### Short problem
Report how many lines contain "Ordne"; state the number and nothing else.

### Material
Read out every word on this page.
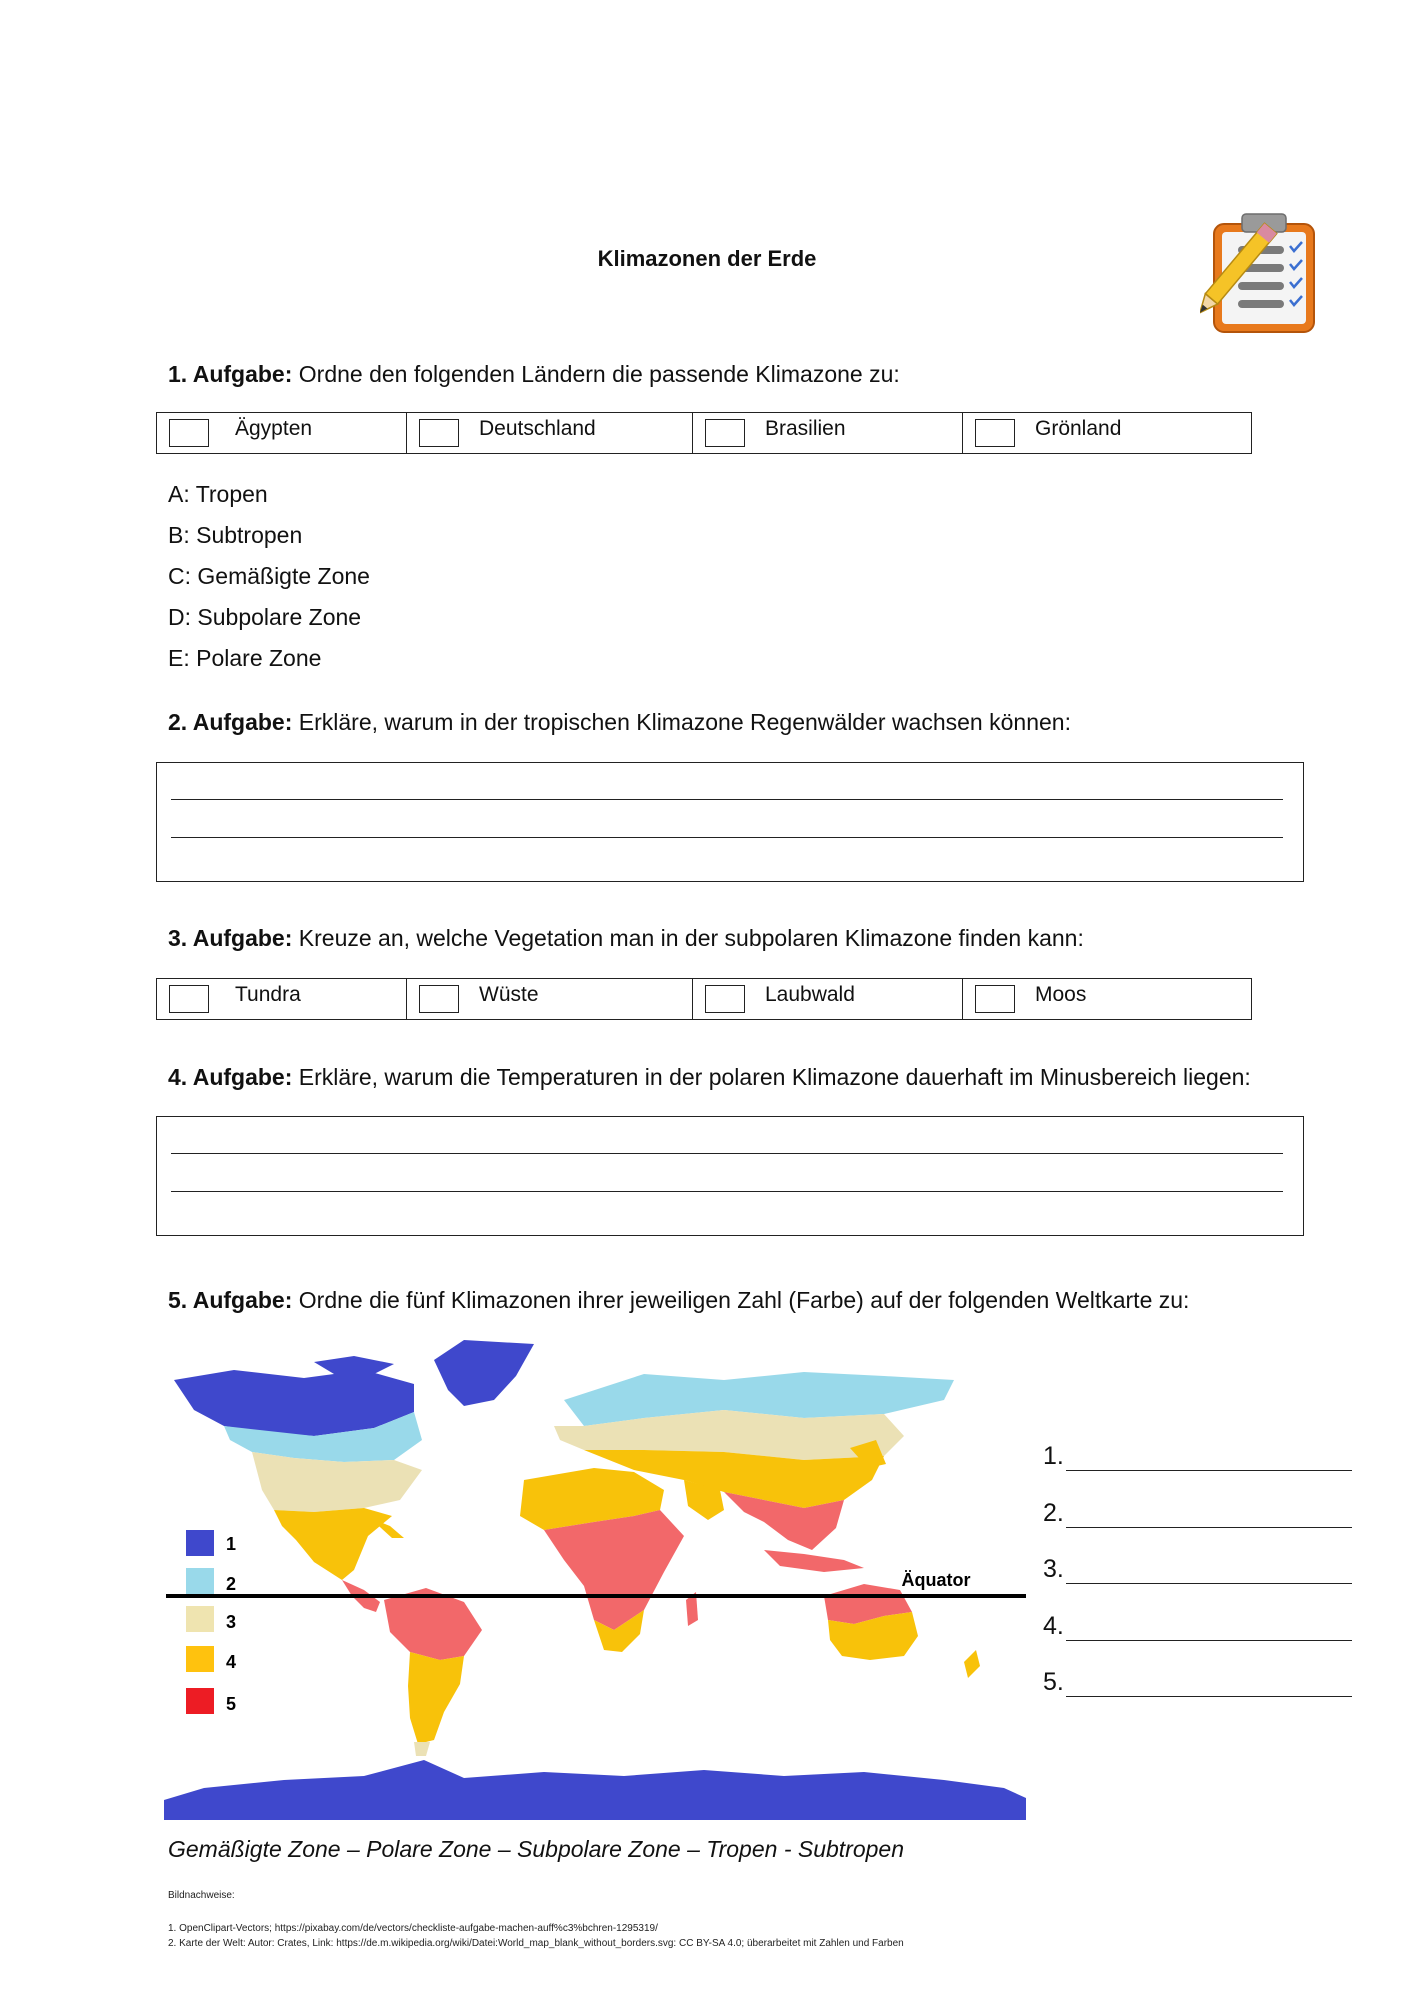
Klimazonen der Erde
1. Aufgabe: Ordne den folgenden Ländern die passende Klimazone zu:
Ägypten	Deutschland	Brasilien	Grönland
A: Tropen
B: Subtropen
C: Gemäßigte Zone
D: Subpolare Zone
E: Polare Zone
2. Aufgabe: Erkläre, warum in der tropischen Klimazone Regenwälder wachsen können:
3. Aufgabe: Kreuze an, welche Vegetation man in der subpolaren Klimazone finden kann:
Tundra	Wüste	Laubwald	Moos
4. Aufgabe: Erkläre, warum die Temperaturen in der polaren Klimazone dauerhaft im Minusbereich liegen:
5. Aufgabe: Ordne die fünf Klimazonen ihrer jeweiligen Zahl (Farbe) auf der folgenden Weltkarte zu:
1
2
3
4
5
Äquator
1.
2.
3.
4.
5.
Gemäßigte Zone – Polare Zone – Subpolare Zone – Tropen - Subtropen
Bildnachweise:
1. OpenClipart-Vectors; https://pixabay.com/de/vectors/checkliste-aufgabe-machen-auff%c3%bchren-1295319/
2. Karte der Welt: Autor: Crates, Link: https://de.m.wikipedia.org/wiki/Datei:World_map_blank_without_borders.svg: CC BY-SA 4.0; überarbeitet mit Zahlen und Farben
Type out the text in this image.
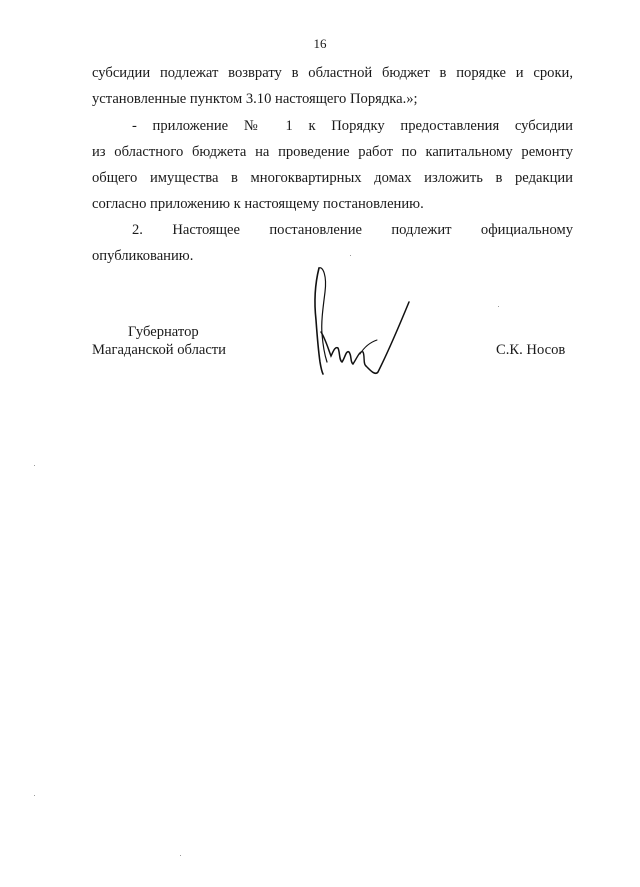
16
субсидии подлежат возврату в областной бюджет в порядке и сроки,
установленные пунктом 3.10 настоящего Порядка.»;
- приложение № 1 к Порядку предоставления субсидии
из областного бюджета на проведение работ по капитальному ремонту
общего имущества в многоквартирных домах изложить в редакции
согласно приложению к настоящему постановлению.
2. Настоящее постановление подлежит официальному
опубликованию.
Губернатор
Магаданской области	С.К. Носов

### Written reply
2